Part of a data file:
....

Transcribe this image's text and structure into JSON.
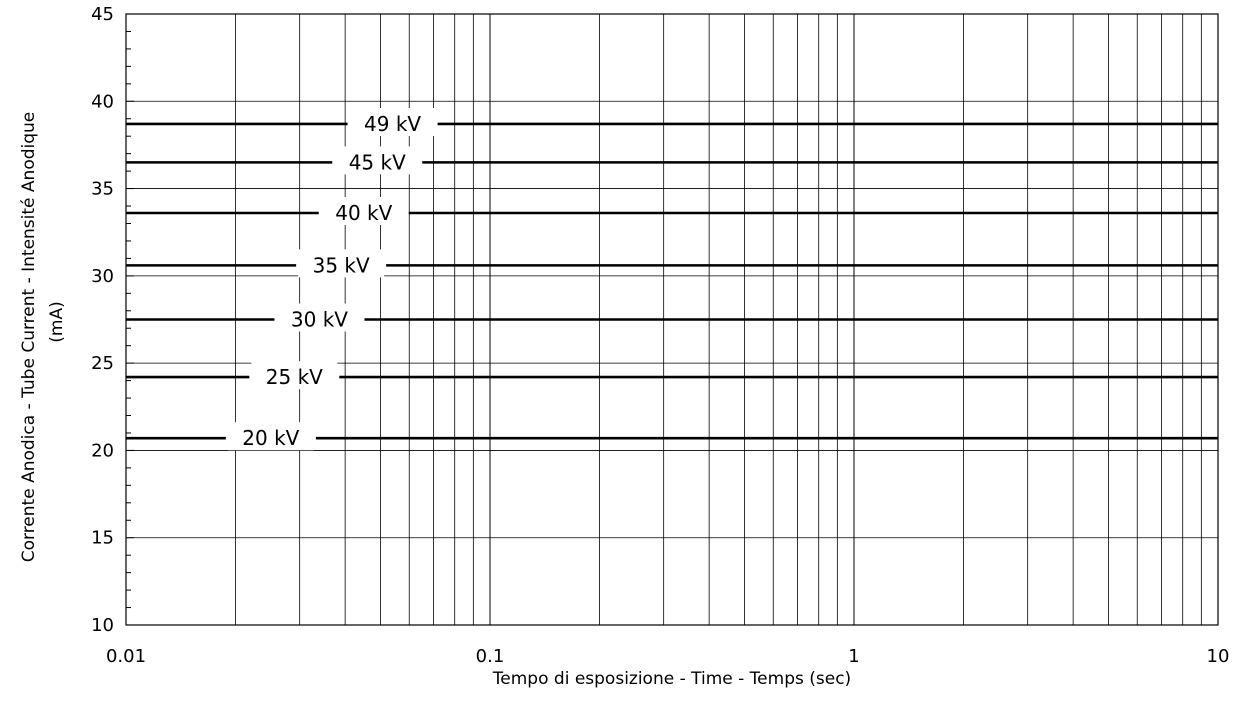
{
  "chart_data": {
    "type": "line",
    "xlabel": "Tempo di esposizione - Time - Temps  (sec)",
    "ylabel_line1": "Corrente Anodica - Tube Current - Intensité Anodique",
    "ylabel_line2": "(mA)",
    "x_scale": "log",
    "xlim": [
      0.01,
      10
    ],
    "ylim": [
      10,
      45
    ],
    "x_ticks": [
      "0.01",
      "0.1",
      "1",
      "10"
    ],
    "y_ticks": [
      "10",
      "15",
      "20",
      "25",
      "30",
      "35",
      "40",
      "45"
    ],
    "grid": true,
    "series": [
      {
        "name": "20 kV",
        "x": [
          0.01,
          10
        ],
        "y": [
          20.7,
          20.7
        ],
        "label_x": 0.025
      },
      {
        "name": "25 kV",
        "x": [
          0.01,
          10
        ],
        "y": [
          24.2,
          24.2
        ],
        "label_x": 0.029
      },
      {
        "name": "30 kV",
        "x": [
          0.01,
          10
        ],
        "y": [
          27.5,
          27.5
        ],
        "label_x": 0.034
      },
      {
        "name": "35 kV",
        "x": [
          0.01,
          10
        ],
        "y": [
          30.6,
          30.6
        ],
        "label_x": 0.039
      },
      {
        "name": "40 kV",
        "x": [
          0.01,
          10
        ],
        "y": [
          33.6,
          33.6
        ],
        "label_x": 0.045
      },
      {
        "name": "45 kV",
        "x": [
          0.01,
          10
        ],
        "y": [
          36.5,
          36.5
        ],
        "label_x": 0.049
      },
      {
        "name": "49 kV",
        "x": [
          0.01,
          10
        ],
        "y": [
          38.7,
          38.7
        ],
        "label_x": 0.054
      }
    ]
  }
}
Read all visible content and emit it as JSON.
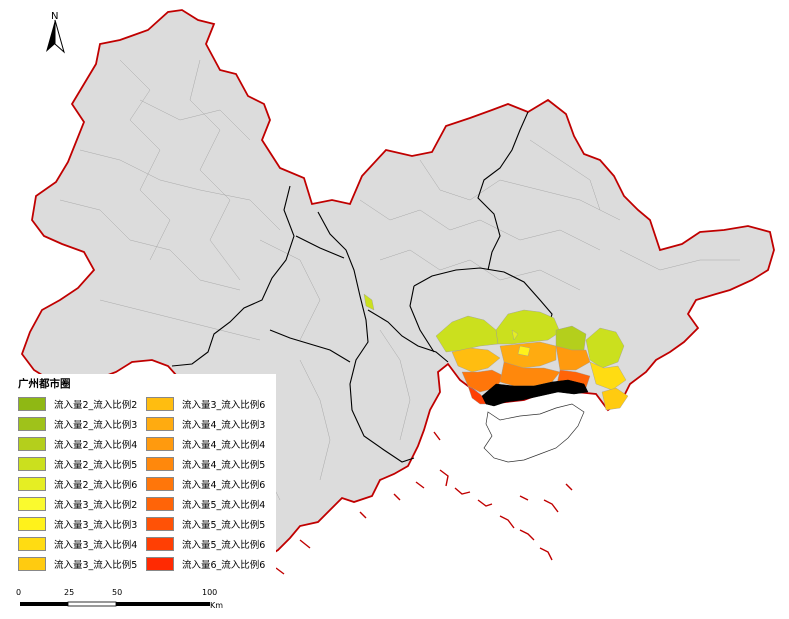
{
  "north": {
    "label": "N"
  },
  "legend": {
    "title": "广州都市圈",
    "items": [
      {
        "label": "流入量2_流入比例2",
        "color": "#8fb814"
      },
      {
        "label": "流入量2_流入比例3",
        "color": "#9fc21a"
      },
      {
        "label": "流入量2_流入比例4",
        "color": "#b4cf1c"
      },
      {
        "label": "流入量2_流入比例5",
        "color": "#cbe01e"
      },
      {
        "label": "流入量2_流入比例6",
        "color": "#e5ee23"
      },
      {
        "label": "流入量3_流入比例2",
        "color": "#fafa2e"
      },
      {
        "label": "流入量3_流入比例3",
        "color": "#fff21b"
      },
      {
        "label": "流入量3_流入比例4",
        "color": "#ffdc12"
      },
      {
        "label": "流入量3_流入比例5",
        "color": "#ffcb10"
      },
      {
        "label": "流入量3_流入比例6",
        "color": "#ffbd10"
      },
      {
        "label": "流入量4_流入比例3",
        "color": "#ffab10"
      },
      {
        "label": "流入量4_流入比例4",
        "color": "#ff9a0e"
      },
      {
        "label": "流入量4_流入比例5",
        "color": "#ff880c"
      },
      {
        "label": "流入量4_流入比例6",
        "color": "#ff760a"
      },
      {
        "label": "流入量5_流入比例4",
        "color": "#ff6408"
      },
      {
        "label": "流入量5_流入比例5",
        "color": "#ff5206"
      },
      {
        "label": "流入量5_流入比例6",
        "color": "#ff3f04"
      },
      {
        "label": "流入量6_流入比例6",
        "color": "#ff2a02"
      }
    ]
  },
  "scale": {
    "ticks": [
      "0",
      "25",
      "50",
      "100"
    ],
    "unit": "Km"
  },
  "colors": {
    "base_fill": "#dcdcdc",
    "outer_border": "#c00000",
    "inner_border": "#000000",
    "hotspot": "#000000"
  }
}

....

■ **TASK STATEMENT**
In the records above, locate each line with the word "JSON". Copy all such lines.

■ **PROBLEM SOLUTION**
Transcribe this image's text and structure into JSON.
Read all visible content and emit it as JSON.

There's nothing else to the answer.